**YOUR INSTRUCTIONS**: Pick out each line with the word "this" from the material that follows.

**ENTRIES SHOWN**:

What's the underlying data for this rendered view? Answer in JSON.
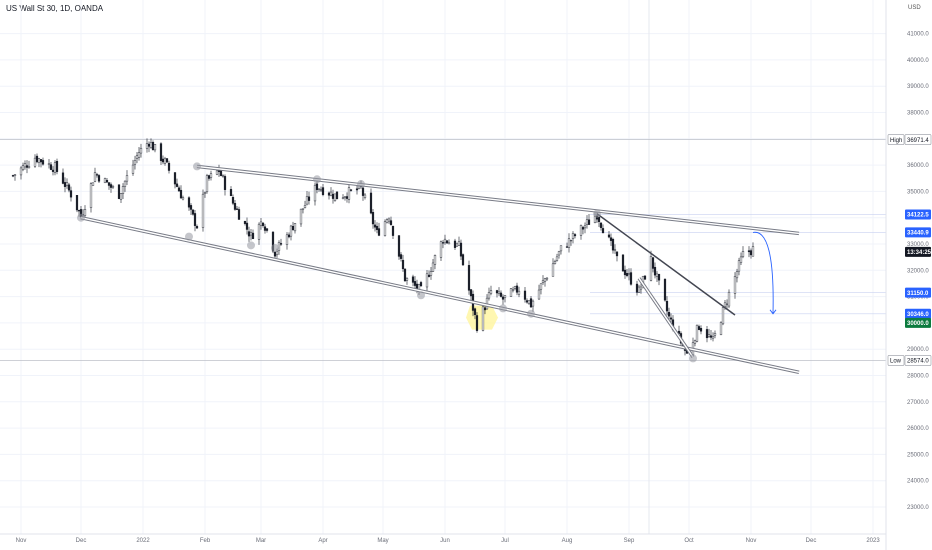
{
  "header": {
    "title": "US Wall St 30, 1D, OANDA",
    "currency": "USD"
  },
  "colors": {
    "candle": "#131722",
    "grid": "#f0f3fa",
    "channel": "#787b86",
    "arrow": "#2962ff",
    "pivot": "#9598a1",
    "highlight": "#fff59d"
  },
  "chart_data": {
    "type": "candlestick",
    "title": "US Wall St 30, 1D, OANDA",
    "xlabel": "",
    "ylabel": "",
    "ylim": [
      22000,
      42000
    ],
    "grid": true,
    "x_tick_labels": [
      "Nov",
      "Dec",
      "2022",
      "Feb",
      "Mar",
      "Apr",
      "May",
      "Jun",
      "Jul",
      "Aug",
      "Sep",
      "Oct",
      "Nov",
      "Dec",
      "2023"
    ],
    "x_tick_dates": [
      "2021-11-01",
      "2021-12-01",
      "2022-01-01",
      "2022-02-01",
      "2022-03-01",
      "2022-04-01",
      "2022-05-01",
      "2022-06-01",
      "2022-07-01",
      "2022-08-01",
      "2022-09-01",
      "2022-10-01",
      "2022-11-01",
      "2022-12-01",
      "2023-01-01"
    ],
    "y_tick_labels": [
      "23000.0",
      "24000.0",
      "25000.0",
      "26000.0",
      "27000.0",
      "28000.0",
      "29000.0",
      "30000.0",
      "31000.0",
      "32000.0",
      "33000.0",
      "34000.0",
      "35000.0",
      "36000.0",
      "37000.0",
      "38000.0",
      "39000.0",
      "40000.0",
      "41000.0"
    ],
    "y_ticks": [
      23000,
      24000,
      25000,
      26000,
      27000,
      28000,
      29000,
      30000,
      31000,
      32000,
      33000,
      34000,
      35000,
      36000,
      37000,
      38000,
      39000,
      40000,
      41000
    ],
    "price_path": [
      [
        "2021-10-28",
        35600
      ],
      [
        "2021-11-08",
        36300
      ],
      [
        "2021-11-18",
        35900
      ],
      [
        "2021-11-26",
        34900
      ],
      [
        "2021-12-01",
        34050
      ],
      [
        "2021-12-08",
        35700
      ],
      [
        "2021-12-20",
        34900
      ],
      [
        "2021-12-30",
        36500
      ],
      [
        "2022-01-04",
        36900
      ],
      [
        "2022-01-12",
        36100
      ],
      [
        "2022-01-24",
        34300
      ],
      [
        "2022-01-28",
        33700
      ],
      [
        "2022-02-02",
        35400
      ],
      [
        "2022-02-08",
        35800
      ],
      [
        "2022-02-14",
        34700
      ],
      [
        "2022-02-24",
        33300
      ],
      [
        "2022-03-02",
        33900
      ],
      [
        "2022-03-08",
        32700
      ],
      [
        "2022-03-14",
        33300
      ],
      [
        "2022-03-23",
        34500
      ],
      [
        "2022-03-29",
        35200
      ],
      [
        "2022-04-08",
        34800
      ],
      [
        "2022-04-20",
        35100
      ],
      [
        "2022-04-28",
        33400
      ],
      [
        "2022-05-04",
        34100
      ],
      [
        "2022-05-12",
        31700
      ],
      [
        "2022-05-20",
        31200
      ],
      [
        "2022-05-31",
        33200
      ],
      [
        "2022-06-08",
        32900
      ],
      [
        "2022-06-17",
        29900
      ],
      [
        "2022-06-24",
        31200
      ],
      [
        "2022-06-30",
        30900
      ],
      [
        "2022-07-08",
        31300
      ],
      [
        "2022-07-14",
        30700
      ],
      [
        "2022-07-29",
        32800
      ],
      [
        "2022-08-16",
        34150
      ],
      [
        "2022-08-26",
        32400
      ],
      [
        "2022-09-06",
        31200
      ],
      [
        "2022-09-12",
        32400
      ],
      [
        "2022-09-21",
        30200
      ],
      [
        "2022-09-30",
        28800
      ],
      [
        "2022-10-06",
        29900
      ],
      [
        "2022-10-13",
        29300
      ],
      [
        "2022-10-21",
        31100
      ],
      [
        "2022-10-28",
        32600
      ],
      [
        "2022-11-02",
        32800
      ]
    ],
    "levels": [
      {
        "label": "High",
        "price_label": "36971.4",
        "value": 36971.4,
        "style": "high"
      },
      {
        "label": "",
        "price_label": "34122.5",
        "value": 34122.5,
        "style": "blue"
      },
      {
        "label": "",
        "price_label": "33440.9",
        "value": 33440.9,
        "style": "blue"
      },
      {
        "label": "",
        "price_label": "13:34:25",
        "value": 32700,
        "style": "dark"
      },
      {
        "label": "",
        "price_label": "31150.0",
        "value": 31150.0,
        "style": "blue"
      },
      {
        "label": "",
        "price_label": "30346.0",
        "value": 30346.0,
        "style": "blue"
      },
      {
        "label": "",
        "price_label": "30000.0",
        "value": 30000.0,
        "style": "green"
      },
      {
        "label": "Low",
        "price_label": "28574.0",
        "value": 28574.0,
        "style": "low"
      }
    ],
    "channel_upper": [
      [
        "2022-01-28",
        35950
      ],
      [
        "2022-11-25",
        33400
      ]
    ],
    "channel_lower": [
      [
        "2021-12-01",
        34000
      ],
      [
        "2022-11-25",
        28120
      ]
    ],
    "wedge_upper": [
      [
        "2022-08-16",
        34150
      ],
      [
        "2022-10-24",
        30300
      ]
    ],
    "wedge_lower": [
      [
        "2022-09-06",
        31700
      ],
      [
        "2022-10-03",
        28700
      ]
    ],
    "projection_arrow": [
      [
        "2022-11-02",
        33440
      ],
      [
        "2022-11-12",
        30346
      ]
    ],
    "pivots": [
      [
        "2021-12-01",
        34000
      ],
      [
        "2022-01-24",
        33280
      ],
      [
        "2022-02-24",
        32950
      ],
      [
        "2022-03-08",
        32850
      ],
      [
        "2022-05-20",
        31050
      ],
      [
        "2022-06-30",
        30550
      ],
      [
        "2022-07-14",
        30350
      ],
      [
        "2022-01-28",
        35950
      ],
      [
        "2022-03-29",
        35460
      ],
      [
        "2022-04-20",
        35280
      ],
      [
        "2022-08-16",
        34150
      ],
      [
        "2022-10-03",
        28650
      ]
    ]
  }
}
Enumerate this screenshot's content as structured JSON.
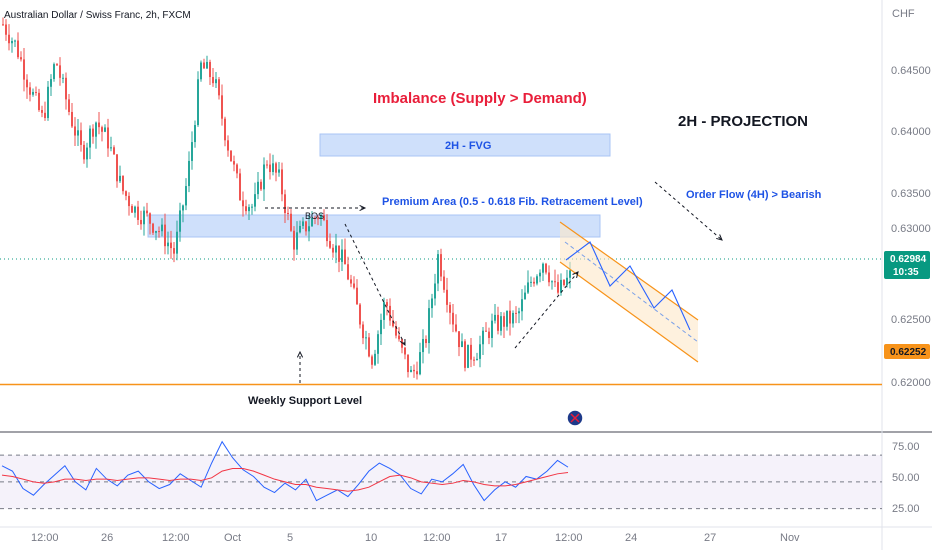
{
  "chart_data": {
    "type": "candlestick",
    "symbol_title": "Australian Dollar / Swiss Franc, 2h, FXCM",
    "currency": "CHF",
    "price_axis": {
      "ylim": [
        0.619,
        0.651
      ],
      "ticks": [
        "0.64500",
        "0.64000",
        "0.63500",
        "0.63000",
        "0.62500",
        "0.62000"
      ]
    },
    "time_axis_ticks": [
      "12:00",
      "26",
      "12:00",
      "Oct",
      "5",
      "10",
      "12:00",
      "17",
      "12:00",
      "24",
      "27",
      "Nov"
    ],
    "current_price": "0.62984",
    "countdown": "10:35",
    "support_price": "0.62252",
    "price_path": [
      0.6492,
      0.6476,
      0.6446,
      0.6421,
      0.6466,
      0.6428,
      0.6396,
      0.6421,
      0.6405,
      0.637,
      0.6355,
      0.6348,
      0.6338,
      0.6323,
      0.6378,
      0.6461,
      0.6452,
      0.6405,
      0.6365,
      0.6356,
      0.6392,
      0.6376,
      0.633,
      0.6343,
      0.6352,
      0.633,
      0.6312,
      0.6276,
      0.6245,
      0.6288,
      0.6255,
      0.6231,
      0.6255,
      0.6321,
      0.6278,
      0.6245,
      0.6251,
      0.6268,
      0.6272,
      0.6275,
      0.6301,
      0.6318,
      0.6292,
      0.6305
    ],
    "rsi": {
      "levels": [
        "75.00",
        "50.00",
        "25.00"
      ],
      "ylim": [
        20,
        85
      ],
      "band": [
        70,
        30
      ],
      "rsi_values": [
        62,
        58,
        45,
        40,
        48,
        55,
        62,
        50,
        44,
        60,
        52,
        47,
        55,
        58,
        50,
        45,
        48,
        56,
        51,
        46,
        64,
        80,
        68,
        59,
        54,
        46,
        42,
        49,
        44,
        52,
        36,
        40,
        44,
        39,
        48,
        58,
        64,
        60,
        55,
        45,
        41,
        52,
        50,
        56,
        63,
        48,
        36,
        44,
        50,
        46,
        54,
        52,
        58,
        66,
        61
      ],
      "ma_values": [
        55,
        54,
        52,
        50,
        49,
        50,
        52,
        52,
        51,
        52,
        52,
        51,
        52,
        53,
        53,
        52,
        51,
        52,
        52,
        51,
        53,
        58,
        60,
        60,
        58,
        55,
        52,
        50,
        48,
        48,
        46,
        45,
        44,
        43,
        44,
        46,
        50,
        54,
        55,
        53,
        50,
        49,
        48,
        49,
        51,
        50,
        48,
        47,
        47,
        48,
        50,
        52,
        54,
        56,
        57
      ]
    },
    "annotations": {
      "imbalance": "Imbalance (Supply > Demand)",
      "projection": "2H - PROJECTION",
      "fvg": "2H - FVG",
      "premium": "Premium Area (0.5 - 0.618 Fib. Retracement Level)",
      "order_flow": "Order Flow (4H) > Bearish",
      "bos": "BOS",
      "weekly_support": "Weekly Support Level"
    },
    "colors": {
      "up": "#26a69a",
      "down": "#ef5350",
      "support_line": "#f7931a",
      "zone_fill": "#cfe0fb",
      "rsi_line": "#2962ff",
      "rsi_ma": "#f23645",
      "channel": "#f7931a"
    }
  }
}
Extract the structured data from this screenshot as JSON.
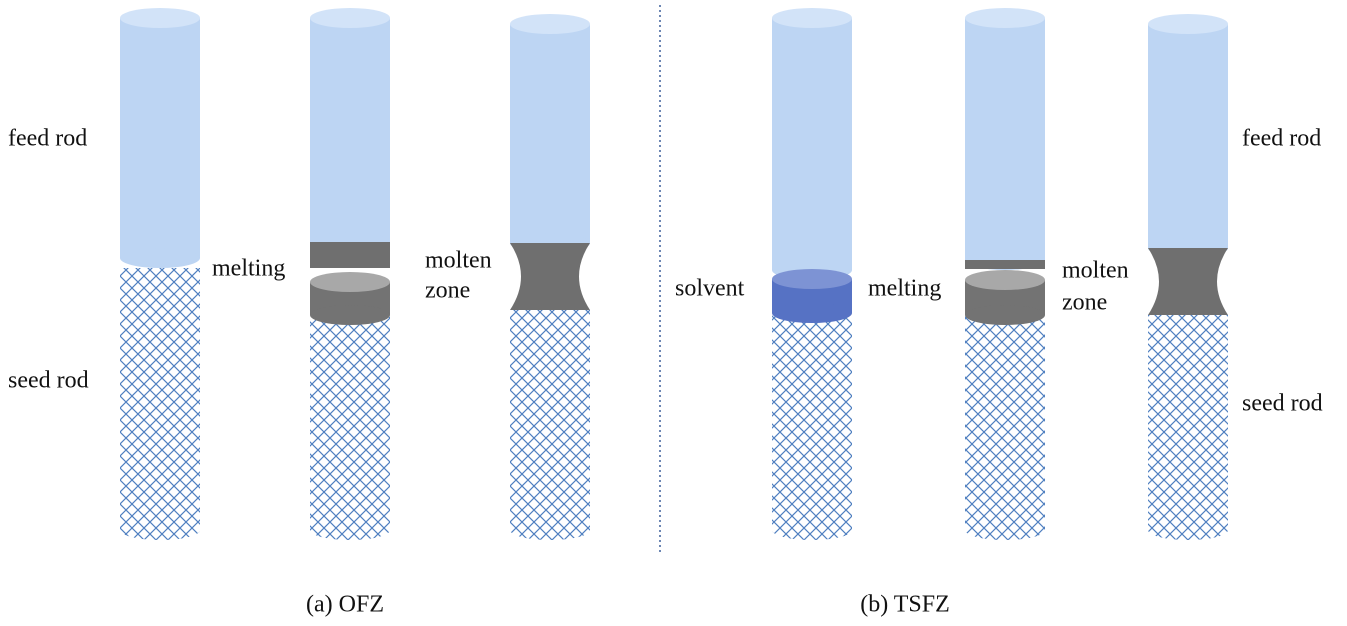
{
  "panels": [
    {
      "caption": "(a) OFZ",
      "feed_rod": "feed rod",
      "seed_rod": "seed rod",
      "melting": "melting",
      "molten_zone": [
        "molten",
        "zone"
      ]
    },
    {
      "caption": "(b) TSFZ",
      "feed_rod": "feed rod",
      "seed_rod": "seed rod",
      "solvent": "solvent",
      "melting": "melting",
      "molten_zone": [
        "molten",
        "zone"
      ]
    }
  ]
}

**FINISHED TASK**:
What's the underlying data for this rendered view? Answer in JSON.
Enumerate this screenshot's content as structured JSON.
Extract the structured data from this screenshot as JSON.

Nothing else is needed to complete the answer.